• WRITTEN PROBLEM
All of the material should be reproduced exactly, with pictures left out.

• INFORMATION GIVEN
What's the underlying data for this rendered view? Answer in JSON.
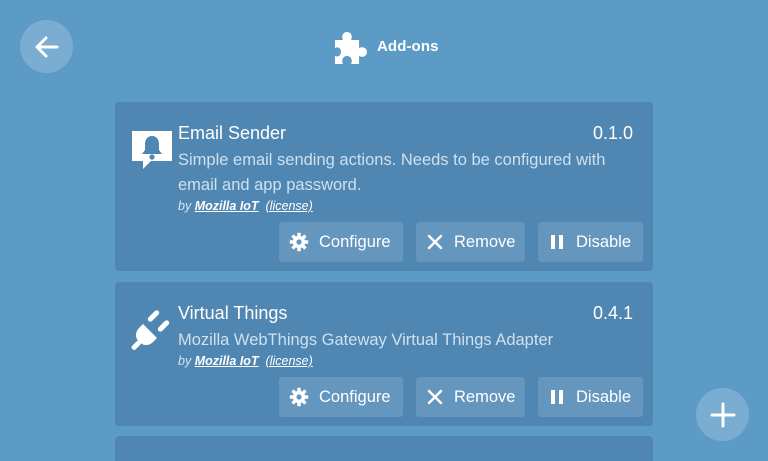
{
  "header": {
    "title": "Add-ons"
  },
  "addons": [
    {
      "name": "Email Sender",
      "version": "0.1.0",
      "description": "Simple email sending actions. Needs to be configured with email and app password.",
      "by_prefix": "by",
      "author": "Mozilla IoT",
      "license_label": "(license)",
      "icon": "notification-bell-icon",
      "buttons": {
        "configure": "Configure",
        "remove": "Remove",
        "disable": "Disable"
      }
    },
    {
      "name": "Virtual Things",
      "version": "0.4.1",
      "description": "Mozilla WebThings Gateway Virtual Things Adapter",
      "by_prefix": "by",
      "author": "Mozilla IoT",
      "license_label": "(license)",
      "icon": "plug-icon",
      "buttons": {
        "configure": "Configure",
        "remove": "Remove",
        "disable": "Disable"
      }
    }
  ],
  "colors": {
    "background": "#5d9bc7",
    "card": "#4f86b2",
    "button": "#6596be"
  }
}
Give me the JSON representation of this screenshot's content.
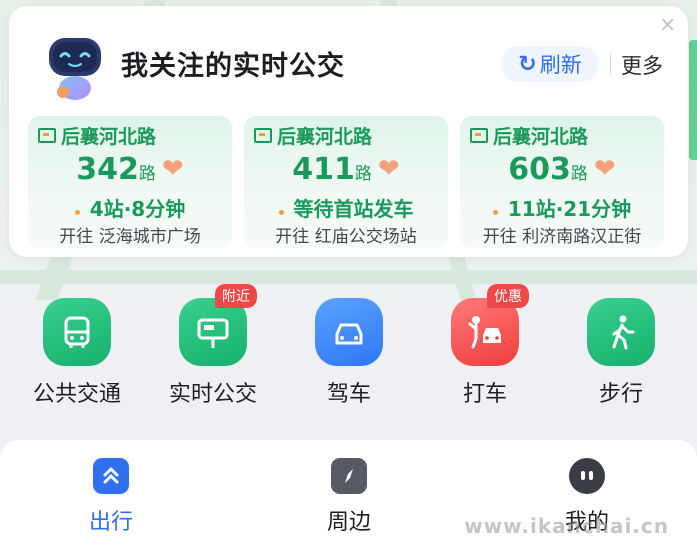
{
  "card": {
    "title": "我关注的实时公交",
    "refresh_label": "刷新",
    "more_label": "更多",
    "close_glyph": "×"
  },
  "stops": [
    {
      "stop_name": "后襄河北路",
      "route": "342",
      "route_suffix": "路",
      "eta": "4站·8分钟",
      "direction": "开往 泛海城市广场"
    },
    {
      "stop_name": "后襄河北路",
      "route": "411",
      "route_suffix": "路",
      "eta": "等待首站发车",
      "direction": "开往 红庙公交场站"
    },
    {
      "stop_name": "后襄河北路",
      "route": "603",
      "route_suffix": "路",
      "eta": "11站·21分钟",
      "direction": "开往 利济南路汉正街"
    }
  ],
  "shortcuts": [
    {
      "label": "公共交通",
      "icon": "bus-icon",
      "badge": ""
    },
    {
      "label": "实时公交",
      "icon": "bus-stop-icon",
      "badge": "附近"
    },
    {
      "label": "驾车",
      "icon": "car-icon",
      "badge": ""
    },
    {
      "label": "打车",
      "icon": "taxi-hail-icon",
      "badge": "优惠"
    },
    {
      "label": "步行",
      "icon": "walk-icon",
      "badge": ""
    }
  ],
  "nav": [
    {
      "label": "出行",
      "icon": "trip-icon",
      "active": true
    },
    {
      "label": "周边",
      "icon": "compass-icon",
      "active": false
    },
    {
      "label": "我的",
      "icon": "profile-icon",
      "active": false
    }
  ],
  "watermark": "www.ikanchai.cn",
  "colors": {
    "accent_blue": "#2f6ff0",
    "route_green": "#1a9a5a",
    "badge_red": "#f04848",
    "heart": "#f2a07a"
  }
}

• FULL ANSWER
What's the underlying data for this rendered view? Answer in JSON.
{
  "header": {
    "title": "Add-ons"
  },
  "addons": [
    {
      "name": "Email Sender",
      "version": "0.1.0",
      "description": "Simple email sending actions. Needs to be configured with email and app password.",
      "by_prefix": "by",
      "author": "Mozilla IoT",
      "license_label": "(license)",
      "icon": "notification-bell-icon",
      "buttons": {
        "configure": "Configure",
        "remove": "Remove",
        "disable": "Disable"
      }
    },
    {
      "name": "Virtual Things",
      "version": "0.4.1",
      "description": "Mozilla WebThings Gateway Virtual Things Adapter",
      "by_prefix": "by",
      "author": "Mozilla IoT",
      "license_label": "(license)",
      "icon": "plug-icon",
      "buttons": {
        "configure": "Configure",
        "remove": "Remove",
        "disable": "Disable"
      }
    }
  ],
  "colors": {
    "background": "#5d9bc7",
    "card": "#4f86b2",
    "button": "#6596be"
  }
}
Give me the JSON representation of this screenshot's content.
{
  "card": {
    "title": "我关注的实时公交",
    "refresh_label": "刷新",
    "more_label": "更多",
    "close_glyph": "×"
  },
  "stops": [
    {
      "stop_name": "后襄河北路",
      "route": "342",
      "route_suffix": "路",
      "eta": "4站·8分钟",
      "direction": "开往 泛海城市广场"
    },
    {
      "stop_name": "后襄河北路",
      "route": "411",
      "route_suffix": "路",
      "eta": "等待首站发车",
      "direction": "开往 红庙公交场站"
    },
    {
      "stop_name": "后襄河北路",
      "route": "603",
      "route_suffix": "路",
      "eta": "11站·21分钟",
      "direction": "开往 利济南路汉正街"
    }
  ],
  "shortcuts": [
    {
      "label": "公共交通",
      "icon": "bus-icon",
      "badge": ""
    },
    {
      "label": "实时公交",
      "icon": "bus-stop-icon",
      "badge": "附近"
    },
    {
      "label": "驾车",
      "icon": "car-icon",
      "badge": ""
    },
    {
      "label": "打车",
      "icon": "taxi-hail-icon",
      "badge": "优惠"
    },
    {
      "label": "步行",
      "icon": "walk-icon",
      "badge": ""
    }
  ],
  "nav": [
    {
      "label": "出行",
      "icon": "trip-icon",
      "active": true
    },
    {
      "label": "周边",
      "icon": "compass-icon",
      "active": false
    },
    {
      "label": "我的",
      "icon": "profile-icon",
      "active": false
    }
  ],
  "watermark": "www.ikanchai.cn",
  "colors": {
    "accent_blue": "#2f6ff0",
    "route_green": "#1a9a5a",
    "badge_red": "#f04848",
    "heart": "#f2a07a"
  }
}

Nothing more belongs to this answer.